> Direction:
Give only the number of lines that hold the word "組み合わせ".

━━━ Supplied data ━━━

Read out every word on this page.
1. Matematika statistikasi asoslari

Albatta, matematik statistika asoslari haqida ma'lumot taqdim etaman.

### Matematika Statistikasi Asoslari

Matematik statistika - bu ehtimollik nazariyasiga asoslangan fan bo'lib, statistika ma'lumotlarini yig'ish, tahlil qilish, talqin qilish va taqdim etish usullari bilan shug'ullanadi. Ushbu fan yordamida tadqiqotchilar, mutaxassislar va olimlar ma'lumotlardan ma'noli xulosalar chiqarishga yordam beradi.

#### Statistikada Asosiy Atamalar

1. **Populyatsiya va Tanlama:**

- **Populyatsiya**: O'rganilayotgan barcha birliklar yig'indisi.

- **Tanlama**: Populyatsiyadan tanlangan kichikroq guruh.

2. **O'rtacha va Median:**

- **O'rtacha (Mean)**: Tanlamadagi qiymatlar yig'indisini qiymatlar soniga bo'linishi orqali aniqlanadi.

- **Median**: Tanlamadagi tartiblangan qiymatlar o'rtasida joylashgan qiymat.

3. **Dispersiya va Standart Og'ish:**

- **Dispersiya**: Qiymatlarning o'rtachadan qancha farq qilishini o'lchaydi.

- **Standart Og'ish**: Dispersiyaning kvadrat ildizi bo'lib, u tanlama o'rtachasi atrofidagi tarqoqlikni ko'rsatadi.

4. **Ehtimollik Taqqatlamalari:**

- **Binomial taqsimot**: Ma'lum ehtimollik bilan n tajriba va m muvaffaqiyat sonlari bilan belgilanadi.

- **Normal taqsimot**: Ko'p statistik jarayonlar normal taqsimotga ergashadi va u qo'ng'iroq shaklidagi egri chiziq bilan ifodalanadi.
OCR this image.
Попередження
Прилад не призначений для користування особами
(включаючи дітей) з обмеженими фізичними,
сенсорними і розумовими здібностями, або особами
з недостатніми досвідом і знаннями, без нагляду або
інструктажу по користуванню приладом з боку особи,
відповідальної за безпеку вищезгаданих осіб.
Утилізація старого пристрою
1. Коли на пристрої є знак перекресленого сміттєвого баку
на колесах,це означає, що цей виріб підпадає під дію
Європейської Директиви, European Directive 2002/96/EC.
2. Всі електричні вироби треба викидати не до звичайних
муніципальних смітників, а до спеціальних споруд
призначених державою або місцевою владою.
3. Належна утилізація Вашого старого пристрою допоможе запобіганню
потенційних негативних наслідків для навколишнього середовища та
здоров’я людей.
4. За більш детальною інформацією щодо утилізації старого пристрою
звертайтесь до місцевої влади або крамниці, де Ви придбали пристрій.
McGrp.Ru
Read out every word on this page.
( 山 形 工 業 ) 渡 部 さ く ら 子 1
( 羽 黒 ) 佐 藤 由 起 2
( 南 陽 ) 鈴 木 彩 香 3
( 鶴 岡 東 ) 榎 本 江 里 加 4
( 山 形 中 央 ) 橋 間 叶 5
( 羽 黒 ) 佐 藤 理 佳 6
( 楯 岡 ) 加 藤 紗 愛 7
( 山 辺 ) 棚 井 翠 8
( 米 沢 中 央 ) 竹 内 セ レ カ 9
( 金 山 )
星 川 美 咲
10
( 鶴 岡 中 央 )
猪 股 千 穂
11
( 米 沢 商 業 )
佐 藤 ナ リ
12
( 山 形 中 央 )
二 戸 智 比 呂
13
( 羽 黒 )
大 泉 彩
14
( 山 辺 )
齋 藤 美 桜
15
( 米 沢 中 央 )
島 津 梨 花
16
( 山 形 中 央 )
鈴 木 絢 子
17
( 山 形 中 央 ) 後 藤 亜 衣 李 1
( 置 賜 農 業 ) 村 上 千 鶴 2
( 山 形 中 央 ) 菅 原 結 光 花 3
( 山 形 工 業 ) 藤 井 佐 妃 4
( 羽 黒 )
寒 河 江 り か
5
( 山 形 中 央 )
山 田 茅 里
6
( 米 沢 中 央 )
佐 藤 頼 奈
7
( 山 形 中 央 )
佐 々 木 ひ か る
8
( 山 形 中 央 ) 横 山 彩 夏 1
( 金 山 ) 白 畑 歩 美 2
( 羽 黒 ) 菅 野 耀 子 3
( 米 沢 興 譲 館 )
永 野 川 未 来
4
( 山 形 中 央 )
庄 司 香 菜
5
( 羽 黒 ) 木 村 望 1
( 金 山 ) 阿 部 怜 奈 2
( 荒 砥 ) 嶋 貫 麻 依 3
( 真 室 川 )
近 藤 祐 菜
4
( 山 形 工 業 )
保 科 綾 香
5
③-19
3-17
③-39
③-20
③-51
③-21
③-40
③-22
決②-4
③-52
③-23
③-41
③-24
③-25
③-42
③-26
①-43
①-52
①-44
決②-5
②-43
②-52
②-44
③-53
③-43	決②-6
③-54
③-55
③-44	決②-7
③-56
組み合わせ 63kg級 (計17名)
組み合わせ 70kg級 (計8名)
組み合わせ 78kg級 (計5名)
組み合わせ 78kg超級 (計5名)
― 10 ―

━━━

> Finished answer:
4